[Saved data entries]
***
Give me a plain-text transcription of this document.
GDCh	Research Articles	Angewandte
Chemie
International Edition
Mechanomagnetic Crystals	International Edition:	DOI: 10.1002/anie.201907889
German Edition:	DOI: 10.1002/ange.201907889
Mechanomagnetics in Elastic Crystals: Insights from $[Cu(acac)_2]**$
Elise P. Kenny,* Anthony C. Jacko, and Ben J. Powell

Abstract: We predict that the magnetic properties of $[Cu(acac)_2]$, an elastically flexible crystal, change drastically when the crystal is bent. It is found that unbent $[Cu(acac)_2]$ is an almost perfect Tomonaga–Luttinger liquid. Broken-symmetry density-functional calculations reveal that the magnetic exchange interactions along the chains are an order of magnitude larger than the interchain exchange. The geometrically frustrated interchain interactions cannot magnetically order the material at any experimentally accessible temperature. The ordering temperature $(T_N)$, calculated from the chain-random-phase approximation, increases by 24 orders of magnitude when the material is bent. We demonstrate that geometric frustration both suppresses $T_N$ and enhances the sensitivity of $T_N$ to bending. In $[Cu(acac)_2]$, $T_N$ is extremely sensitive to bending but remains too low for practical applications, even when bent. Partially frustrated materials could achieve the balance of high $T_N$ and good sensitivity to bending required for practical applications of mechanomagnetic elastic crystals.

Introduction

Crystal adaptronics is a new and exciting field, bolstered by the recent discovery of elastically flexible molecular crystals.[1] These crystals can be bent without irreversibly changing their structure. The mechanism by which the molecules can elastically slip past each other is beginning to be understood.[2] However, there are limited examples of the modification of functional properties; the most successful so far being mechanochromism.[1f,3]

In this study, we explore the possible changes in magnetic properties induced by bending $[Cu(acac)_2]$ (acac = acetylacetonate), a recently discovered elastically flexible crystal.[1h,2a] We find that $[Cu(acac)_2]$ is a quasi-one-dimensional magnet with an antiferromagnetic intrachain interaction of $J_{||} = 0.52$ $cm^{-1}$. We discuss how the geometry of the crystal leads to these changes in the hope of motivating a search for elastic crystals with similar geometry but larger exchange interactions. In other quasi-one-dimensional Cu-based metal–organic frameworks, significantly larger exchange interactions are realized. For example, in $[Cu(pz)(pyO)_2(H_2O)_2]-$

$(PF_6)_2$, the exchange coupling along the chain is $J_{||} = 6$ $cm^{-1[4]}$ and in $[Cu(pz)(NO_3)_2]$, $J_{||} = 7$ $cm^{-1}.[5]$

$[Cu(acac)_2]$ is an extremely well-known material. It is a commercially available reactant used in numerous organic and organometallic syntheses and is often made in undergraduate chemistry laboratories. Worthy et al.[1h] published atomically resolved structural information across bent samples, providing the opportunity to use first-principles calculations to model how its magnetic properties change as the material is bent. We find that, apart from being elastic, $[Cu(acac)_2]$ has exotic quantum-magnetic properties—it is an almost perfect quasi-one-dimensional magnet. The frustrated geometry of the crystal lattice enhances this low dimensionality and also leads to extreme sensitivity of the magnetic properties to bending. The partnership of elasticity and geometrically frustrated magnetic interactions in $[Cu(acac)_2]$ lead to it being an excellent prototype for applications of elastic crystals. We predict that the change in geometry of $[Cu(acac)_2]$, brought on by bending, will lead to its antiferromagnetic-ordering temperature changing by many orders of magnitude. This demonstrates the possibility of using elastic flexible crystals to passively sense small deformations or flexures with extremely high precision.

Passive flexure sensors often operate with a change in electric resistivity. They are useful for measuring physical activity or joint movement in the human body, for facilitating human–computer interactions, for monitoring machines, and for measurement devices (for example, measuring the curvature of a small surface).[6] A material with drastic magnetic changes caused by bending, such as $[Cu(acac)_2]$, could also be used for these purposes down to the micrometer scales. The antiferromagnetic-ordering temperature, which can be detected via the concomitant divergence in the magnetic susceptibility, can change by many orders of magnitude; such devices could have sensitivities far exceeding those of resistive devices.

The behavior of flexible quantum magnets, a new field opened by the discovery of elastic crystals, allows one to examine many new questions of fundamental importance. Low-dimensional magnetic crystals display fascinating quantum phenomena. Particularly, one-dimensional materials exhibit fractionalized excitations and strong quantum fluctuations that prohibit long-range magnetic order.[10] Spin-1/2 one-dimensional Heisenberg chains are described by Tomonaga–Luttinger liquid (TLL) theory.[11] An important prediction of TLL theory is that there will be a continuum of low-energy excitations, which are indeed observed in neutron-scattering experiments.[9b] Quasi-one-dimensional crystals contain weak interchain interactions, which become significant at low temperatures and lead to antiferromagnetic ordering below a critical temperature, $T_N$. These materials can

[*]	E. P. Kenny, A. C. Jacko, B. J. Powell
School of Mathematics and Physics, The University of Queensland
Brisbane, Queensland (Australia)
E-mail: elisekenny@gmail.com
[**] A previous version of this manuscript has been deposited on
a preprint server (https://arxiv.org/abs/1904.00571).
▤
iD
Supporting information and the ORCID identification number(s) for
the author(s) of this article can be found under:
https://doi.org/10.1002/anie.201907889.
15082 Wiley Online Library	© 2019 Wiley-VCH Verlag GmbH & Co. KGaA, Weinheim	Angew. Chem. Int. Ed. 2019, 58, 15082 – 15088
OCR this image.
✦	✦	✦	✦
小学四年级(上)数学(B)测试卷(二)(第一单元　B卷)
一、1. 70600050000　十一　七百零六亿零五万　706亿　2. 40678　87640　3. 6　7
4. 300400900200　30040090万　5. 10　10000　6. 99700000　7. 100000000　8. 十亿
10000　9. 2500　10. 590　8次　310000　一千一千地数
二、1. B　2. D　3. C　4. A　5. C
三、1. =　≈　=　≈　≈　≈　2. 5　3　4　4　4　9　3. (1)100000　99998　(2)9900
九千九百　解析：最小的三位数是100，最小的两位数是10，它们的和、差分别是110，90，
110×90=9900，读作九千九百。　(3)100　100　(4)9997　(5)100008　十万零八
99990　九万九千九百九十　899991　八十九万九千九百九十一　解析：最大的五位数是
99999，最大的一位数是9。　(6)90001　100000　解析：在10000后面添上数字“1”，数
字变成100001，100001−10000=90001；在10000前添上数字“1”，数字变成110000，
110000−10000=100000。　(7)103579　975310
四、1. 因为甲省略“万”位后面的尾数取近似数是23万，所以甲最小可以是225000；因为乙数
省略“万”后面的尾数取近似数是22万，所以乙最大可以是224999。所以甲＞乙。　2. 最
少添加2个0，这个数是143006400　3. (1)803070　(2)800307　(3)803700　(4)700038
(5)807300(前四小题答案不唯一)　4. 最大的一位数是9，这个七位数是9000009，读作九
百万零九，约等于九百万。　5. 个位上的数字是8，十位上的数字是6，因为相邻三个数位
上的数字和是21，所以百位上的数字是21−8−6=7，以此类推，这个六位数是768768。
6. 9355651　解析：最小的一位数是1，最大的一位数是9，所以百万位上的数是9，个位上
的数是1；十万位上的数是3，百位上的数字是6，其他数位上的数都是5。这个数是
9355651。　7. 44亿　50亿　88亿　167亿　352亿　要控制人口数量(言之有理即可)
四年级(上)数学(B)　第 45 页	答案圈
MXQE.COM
***
Description of the task | Repeat the whole listing exactly, keeping every line intact.

Solution for this task |
Give me a plain-text transcription of this document.
GDCh	Research Articles	Angewandte
Chemie
International Edition
Mechanomagnetic Crystals	International Edition:	DOI: 10.1002/anie.201907889
German Edition:	DOI: 10.1002/ange.201907889
Mechanomagnetics in Elastic Crystals: Insights from $[Cu(acac)_2]**$
Elise P. Kenny,* Anthony C. Jacko, and Ben J. Powell

Abstract: We predict that the magnetic properties of $[Cu(acac)_2]$, an elastically flexible crystal, change drastically when the crystal is bent. It is found that unbent $[Cu(acac)_2]$ is an almost perfect Tomonaga–Luttinger liquid. Broken-symmetry density-functional calculations reveal that the magnetic exchange interactions along the chains are an order of magnitude larger than the interchain exchange. The geometrically frustrated interchain interactions cannot magnetically order the material at any experimentally accessible temperature. The ordering temperature $(T_N)$, calculated from the chain-random-phase approximation, increases by 24 orders of magnitude when the material is bent. We demonstrate that geometric frustration both suppresses $T_N$ and enhances the sensitivity of $T_N$ to bending. In $[Cu(acac)_2]$, $T_N$ is extremely sensitive to bending but remains too low for practical applications, even when bent. Partially frustrated materials could achieve the balance of high $T_N$ and good sensitivity to bending required for practical applications of mechanomagnetic elastic crystals.

Introduction

Crystal adaptronics is a new and exciting field, bolstered by the recent discovery of elastically flexible molecular crystals.[1] These crystals can be bent without irreversibly changing their structure. The mechanism by which the molecules can elastically slip past each other is beginning to be understood.[2] However, there are limited examples of the modification of functional properties; the most successful so far being mechanochromism.[1f,3]

In this study, we explore the possible changes in magnetic properties induced by bending $[Cu(acac)_2]$ (acac = acetylacetonate), a recently discovered elastically flexible crystal.[1h,2a] We find that $[Cu(acac)_2]$ is a quasi-one-dimensional magnet with an antiferromagnetic intrachain interaction of $J_{||} = 0.52$ $cm^{-1}$. We discuss how the geometry of the crystal leads to these changes in the hope of motivating a search for elastic crystals with similar geometry but larger exchange interactions. In other quasi-one-dimensional Cu-based metal–organic frameworks, significantly larger exchange interactions are realized. For example, in $[Cu(pz)(pyO)_2(H_2O)_2]-$

$(PF_6)_2$, the exchange coupling along the chain is $J_{||} = 6$ $cm^{-1[4]}$ and in $[Cu(pz)(NO_3)_2]$, $J_{||} = 7$ $cm^{-1}.[5]$

$[Cu(acac)_2]$ is an extremely well-known material. It is a commercially available reactant used in numerous organic and organometallic syntheses and is often made in undergraduate chemistry laboratories. Worthy et al.[1h] published atomically resolved structural information across bent samples, providing the opportunity to use first-principles calculations to model how its magnetic properties change as the material is bent. We find that, apart from being elastic, $[Cu(acac)_2]$ has exotic quantum-magnetic properties—it is an almost perfect quasi-one-dimensional magnet. The frustrated geometry of the crystal lattice enhances this low dimensionality and also leads to extreme sensitivity of the magnetic properties to bending. The partnership of elasticity and geometrically frustrated magnetic interactions in $[Cu(acac)_2]$ lead to it being an excellent prototype for applications of elastic crystals. We predict that the change in geometry of $[Cu(acac)_2]$, brought on by bending, will lead to its antiferromagnetic-ordering temperature changing by many orders of magnitude. This demonstrates the possibility of using elastic flexible crystals to passively sense small deformations or flexures with extremely high precision.

Passive flexure sensors often operate with a change in electric resistivity. They are useful for measuring physical activity or joint movement in the human body, for facilitating human–computer interactions, for monitoring machines, and for measurement devices (for example, measuring the curvature of a small surface).[6] A material with drastic magnetic changes caused by bending, such as $[Cu(acac)_2]$, could also be used for these purposes down to the micrometer scales. The antiferromagnetic-ordering temperature, which can be detected via the concomitant divergence in the magnetic susceptibility, can change by many orders of magnitude; such devices could have sensitivities far exceeding those of resistive devices.

The behavior of flexible quantum magnets, a new field opened by the discovery of elastic crystals, allows one to examine many new questions of fundamental importance. Low-dimensional magnetic crystals display fascinating quantum phenomena. Particularly, one-dimensional materials exhibit fractionalized excitations and strong quantum fluctuations that prohibit long-range magnetic order.[10] Spin-1/2 one-dimensional Heisenberg chains are described by Tomonaga–Luttinger liquid (TLL) theory.[11] An important prediction of TLL theory is that there will be a continuum of low-energy excitations, which are indeed observed in neutron-scattering experiments.[9b] Quasi-one-dimensional crystals contain weak interchain interactions, which become significant at low temperatures and lead to antiferromagnetic ordering below a critical temperature, $T_N$. These materials can

[*]	E. P. Kenny, A. C. Jacko, B. J. Powell
School of Mathematics and Physics, The University of Queensland
Brisbane, Queensland (Australia)
E-mail: elisekenny@gmail.com
[**] A previous version of this manuscript has been deposited on
a preprint server (https://arxiv.org/abs/1904.00571).
▤
iD
Supporting information and the ORCID identification number(s) for
the author(s) of this article can be found under:
https://doi.org/10.1002/anie.201907889.
15082 Wiley Online Library	© 2019 Wiley-VCH Verlag GmbH & Co. KGaA, Weinheim	Angew. Chem. Int. Ed. 2019, 58, 15082 – 15088
OCR this image.
✦	✦	✦	✦
小学四年级(上)数学(B)测试卷(二)(第一单元　B卷)
一、1. 70600050000　十一　七百零六亿零五万　706亿　2. 40678　87640　3. 6　7
4. 300400900200　30040090万　5. 10　10000　6. 99700000　7. 100000000　8. 十亿
10000　9. 2500　10. 590　8次　310000　一千一千地数
二、1. B　2. D　3. C　4. A　5. C
三、1. =　≈　=　≈　≈　≈　2. 5　3　4　4　4　9　3. (1)100000　99998　(2)9900
九千九百　解析：最小的三位数是100，最小的两位数是10，它们的和、差分别是110，90，
110×90=9900，读作九千九百。　(3)100　100　(4)9997　(5)100008　十万零八
99990　九万九千九百九十　899991　八十九万九千九百九十一　解析：最大的五位数是
99999，最大的一位数是9。　(6)90001　100000　解析：在10000后面添上数字“1”，数
字变成100001，100001−10000=90001；在10000前添上数字“1”，数字变成110000，
110000−10000=100000。　(7)103579　975310
四、1. 因为甲省略“万”位后面的尾数取近似数是23万，所以甲最小可以是225000；因为乙数
省略“万”后面的尾数取近似数是22万，所以乙最大可以是224999。所以甲＞乙。　2. 最
少添加2个0，这个数是143006400　3. (1)803070　(2)800307　(3)803700　(4)700038
(5)807300(前四小题答案不唯一)　4. 最大的一位数是9，这个七位数是9000009，读作九
百万零九，约等于九百万。　5. 个位上的数字是8，十位上的数字是6，因为相邻三个数位
上的数字和是21，所以百位上的数字是21−8−6=7，以此类推，这个六位数是768768。
6. 9355651　解析：最小的一位数是1，最大的一位数是9，所以百万位上的数是9，个位上
的数是1；十万位上的数是3，百位上的数字是6，其他数位上的数都是5。这个数是
9355651。　7. 44亿　50亿　88亿　167亿　352亿　要控制人口数量(言之有理即可)
四年级(上)数学(B)　第 45 页	答案圈
MXQE.COM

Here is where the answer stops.